Stored records:
╭──
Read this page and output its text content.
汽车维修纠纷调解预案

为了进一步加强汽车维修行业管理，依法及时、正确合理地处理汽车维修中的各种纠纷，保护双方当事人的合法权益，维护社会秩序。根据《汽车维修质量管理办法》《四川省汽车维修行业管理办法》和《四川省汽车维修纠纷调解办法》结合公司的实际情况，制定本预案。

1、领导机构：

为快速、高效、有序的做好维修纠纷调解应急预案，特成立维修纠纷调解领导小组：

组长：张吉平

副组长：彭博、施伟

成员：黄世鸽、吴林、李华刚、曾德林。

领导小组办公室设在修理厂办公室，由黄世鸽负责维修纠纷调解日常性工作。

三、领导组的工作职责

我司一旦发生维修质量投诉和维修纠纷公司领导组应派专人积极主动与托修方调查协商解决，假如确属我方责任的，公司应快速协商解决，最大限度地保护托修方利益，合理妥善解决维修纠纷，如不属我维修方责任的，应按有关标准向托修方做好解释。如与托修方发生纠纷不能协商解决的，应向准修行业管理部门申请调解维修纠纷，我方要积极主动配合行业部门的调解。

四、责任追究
╰──
╭──
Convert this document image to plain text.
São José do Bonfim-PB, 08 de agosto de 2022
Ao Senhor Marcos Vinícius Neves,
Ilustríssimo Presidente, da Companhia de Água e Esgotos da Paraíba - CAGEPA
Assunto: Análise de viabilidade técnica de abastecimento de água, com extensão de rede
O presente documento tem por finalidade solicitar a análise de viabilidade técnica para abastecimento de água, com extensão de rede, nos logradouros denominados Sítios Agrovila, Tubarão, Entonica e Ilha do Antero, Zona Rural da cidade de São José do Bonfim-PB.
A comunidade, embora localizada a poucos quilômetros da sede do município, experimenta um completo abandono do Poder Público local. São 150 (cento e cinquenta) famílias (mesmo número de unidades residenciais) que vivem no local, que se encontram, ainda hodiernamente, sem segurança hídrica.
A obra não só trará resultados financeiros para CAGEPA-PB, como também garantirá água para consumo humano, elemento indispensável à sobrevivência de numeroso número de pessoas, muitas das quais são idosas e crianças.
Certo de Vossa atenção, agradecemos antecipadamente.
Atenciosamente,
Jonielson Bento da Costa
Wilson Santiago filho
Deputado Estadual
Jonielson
╰──
╭──
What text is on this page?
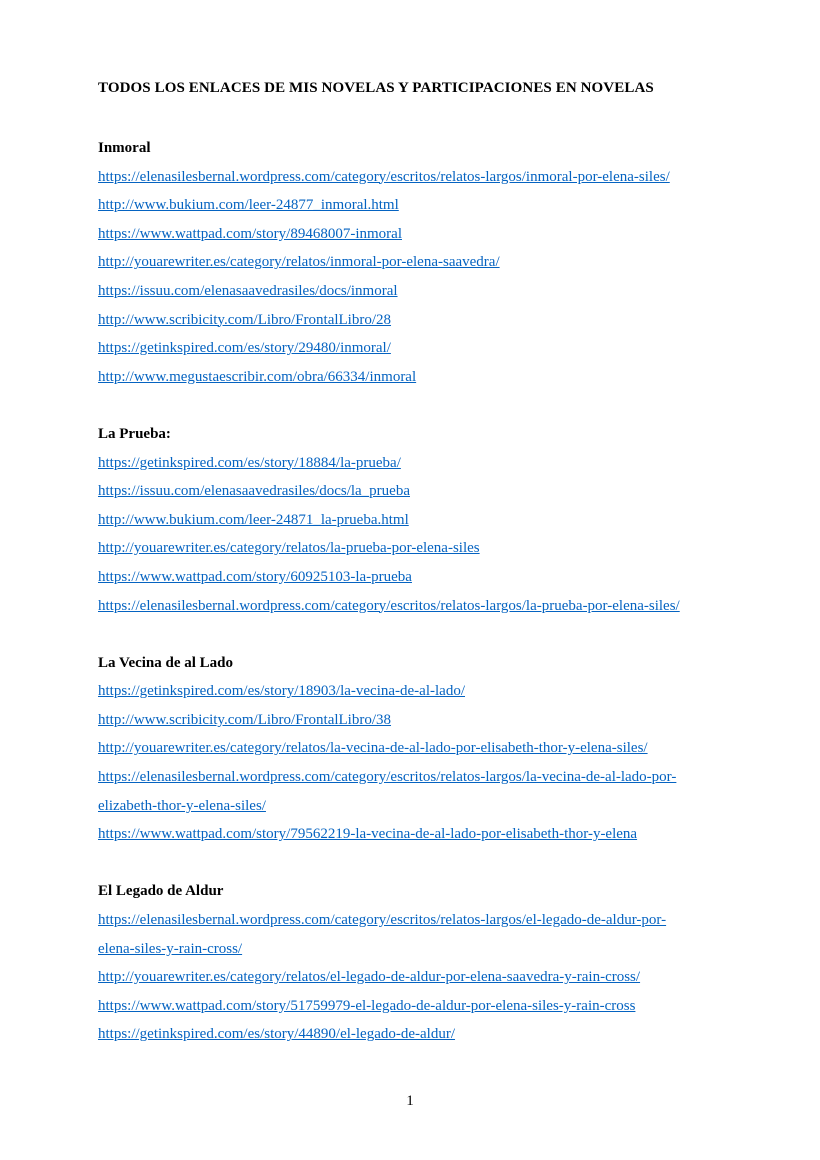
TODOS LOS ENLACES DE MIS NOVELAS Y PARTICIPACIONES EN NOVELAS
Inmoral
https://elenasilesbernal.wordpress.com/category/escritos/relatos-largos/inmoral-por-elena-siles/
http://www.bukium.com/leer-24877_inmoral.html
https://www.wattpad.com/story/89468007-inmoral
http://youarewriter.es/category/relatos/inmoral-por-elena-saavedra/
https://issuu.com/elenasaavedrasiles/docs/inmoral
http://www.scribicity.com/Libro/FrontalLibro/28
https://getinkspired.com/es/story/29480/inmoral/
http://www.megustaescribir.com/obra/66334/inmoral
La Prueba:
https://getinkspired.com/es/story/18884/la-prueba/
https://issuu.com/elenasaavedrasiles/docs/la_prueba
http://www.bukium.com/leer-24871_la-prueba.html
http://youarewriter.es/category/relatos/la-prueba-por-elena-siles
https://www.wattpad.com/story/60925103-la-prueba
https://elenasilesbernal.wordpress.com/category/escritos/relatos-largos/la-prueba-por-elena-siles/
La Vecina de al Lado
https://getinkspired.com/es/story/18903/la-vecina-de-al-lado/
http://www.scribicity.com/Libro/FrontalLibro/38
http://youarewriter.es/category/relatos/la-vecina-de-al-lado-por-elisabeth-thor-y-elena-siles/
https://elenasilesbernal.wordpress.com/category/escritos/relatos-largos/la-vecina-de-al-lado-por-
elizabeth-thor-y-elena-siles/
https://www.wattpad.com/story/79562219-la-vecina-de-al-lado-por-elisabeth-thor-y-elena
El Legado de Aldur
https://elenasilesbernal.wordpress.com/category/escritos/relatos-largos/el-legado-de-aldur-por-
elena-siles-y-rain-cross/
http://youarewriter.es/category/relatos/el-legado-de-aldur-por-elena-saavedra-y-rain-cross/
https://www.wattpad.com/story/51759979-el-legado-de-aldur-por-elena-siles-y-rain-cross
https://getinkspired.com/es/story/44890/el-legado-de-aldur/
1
╰──
Show every line from the entries above in which "wordpress" appears.

https://elenasilesbernal.wordpress.com/category/escritos/relatos-largos/inmoral-por-elena-siles/
https://elenasilesbernal.wordpress.com/category/escritos/relatos-largos/la-prueba-por-elena-siles/
https://elenasilesbernal.wordpress.com/category/escritos/relatos-largos/la-vecina-de-al-lado-por-
https://elenasilesbernal.wordpress.com/category/escritos/relatos-largos/el-legado-de-aldur-por-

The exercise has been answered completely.